• _AIM_: Revise the items below by changing "Weight loss derivative" to "Mass loss rate" wherever it occurs, leaving every other character as it is.

• _EXTRACTED ENTRIES_:
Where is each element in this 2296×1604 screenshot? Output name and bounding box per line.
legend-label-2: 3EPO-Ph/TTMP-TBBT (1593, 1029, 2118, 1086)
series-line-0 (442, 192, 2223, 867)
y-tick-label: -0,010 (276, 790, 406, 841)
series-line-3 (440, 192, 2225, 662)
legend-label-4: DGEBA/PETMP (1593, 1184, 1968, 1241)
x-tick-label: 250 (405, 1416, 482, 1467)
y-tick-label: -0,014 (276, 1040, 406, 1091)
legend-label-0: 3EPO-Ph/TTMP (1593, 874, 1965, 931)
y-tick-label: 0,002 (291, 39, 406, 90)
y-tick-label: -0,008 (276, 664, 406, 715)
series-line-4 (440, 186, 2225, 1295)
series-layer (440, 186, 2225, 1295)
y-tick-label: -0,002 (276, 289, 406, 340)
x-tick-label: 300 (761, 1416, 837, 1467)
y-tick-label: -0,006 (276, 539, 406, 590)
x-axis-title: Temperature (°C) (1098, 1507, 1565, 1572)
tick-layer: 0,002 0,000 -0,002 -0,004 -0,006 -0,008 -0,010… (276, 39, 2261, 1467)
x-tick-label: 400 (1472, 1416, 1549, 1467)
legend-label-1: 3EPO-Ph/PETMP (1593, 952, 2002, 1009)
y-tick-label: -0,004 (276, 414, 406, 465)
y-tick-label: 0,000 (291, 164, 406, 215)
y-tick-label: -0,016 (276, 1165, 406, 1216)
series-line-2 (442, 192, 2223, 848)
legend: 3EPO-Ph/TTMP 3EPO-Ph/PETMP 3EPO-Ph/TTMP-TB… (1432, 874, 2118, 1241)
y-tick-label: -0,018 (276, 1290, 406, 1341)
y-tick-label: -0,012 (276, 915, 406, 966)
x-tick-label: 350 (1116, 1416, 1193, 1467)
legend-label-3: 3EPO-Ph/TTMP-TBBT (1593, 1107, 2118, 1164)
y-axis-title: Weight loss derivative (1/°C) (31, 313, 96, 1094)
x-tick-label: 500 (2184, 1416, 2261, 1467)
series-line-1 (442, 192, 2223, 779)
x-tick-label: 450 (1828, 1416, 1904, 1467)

• _REPLY TO THE EXERCISE_:
Where is each element in this 2296×1604 screenshot? Output name and bounding box per line.
legend-label-2: 3EPO-Ph/TTMP-TBBT (1593, 1029, 2118, 1086)
series-line-0 (442, 192, 2223, 867)
y-tick-label: -0,010 (276, 790, 406, 841)
series-line-3 (440, 192, 2225, 662)
legend-label-4: DGEBA/PETMP (1593, 1184, 1968, 1241)
x-tick-label: 250 (405, 1416, 482, 1467)
y-tick-label: -0,014 (276, 1040, 406, 1091)
legend-label-0: 3EPO-Ph/TTMP (1593, 874, 1965, 931)
y-tick-label: 0,002 (291, 39, 406, 90)
y-tick-label: -0,008 (276, 664, 406, 715)
series-line-4 (440, 186, 2225, 1295)
series-layer (440, 186, 2225, 1295)
y-tick-label: -0,002 (276, 289, 406, 340)
x-tick-label: 300 (761, 1416, 837, 1467)
y-tick-label: -0,006 (276, 539, 406, 590)
x-axis-title: Temperature (°C) (1098, 1507, 1565, 1572)
tick-layer: 0,002 0,000 -0,002 -0,004 -0,006 -0,008 -0,010… (276, 39, 2261, 1467)
x-tick-label: 400 (1472, 1416, 1549, 1467)
legend-label-1: 3EPO-Ph/PETMP (1593, 952, 2002, 1009)
y-tick-label: -0,004 (276, 414, 406, 465)
y-tick-label: 0,000 (291, 164, 406, 215)
y-tick-label: -0,016 (276, 1165, 406, 1216)
series-line-2 (442, 192, 2223, 848)
legend: 3EPO-Ph/TTMP 3EPO-Ph/PETMP 3EPO-Ph/TTMP-TB… (1432, 874, 2118, 1241)
y-tick-label: -0,018 (276, 1290, 406, 1341)
y-tick-label: -0,012 (276, 915, 406, 966)
x-tick-label: 350 (1116, 1416, 1193, 1467)
legend-label-3: 3EPO-Ph/TTMP-TBBT (1593, 1107, 2118, 1164)
y-axis-title: Mass loss rate (1/°C) (31, 313, 96, 1094)
x-tick-label: 500 (2184, 1416, 2261, 1467)
series-line-1 (442, 192, 2223, 779)
x-tick-label: 450 (1828, 1416, 1904, 1467)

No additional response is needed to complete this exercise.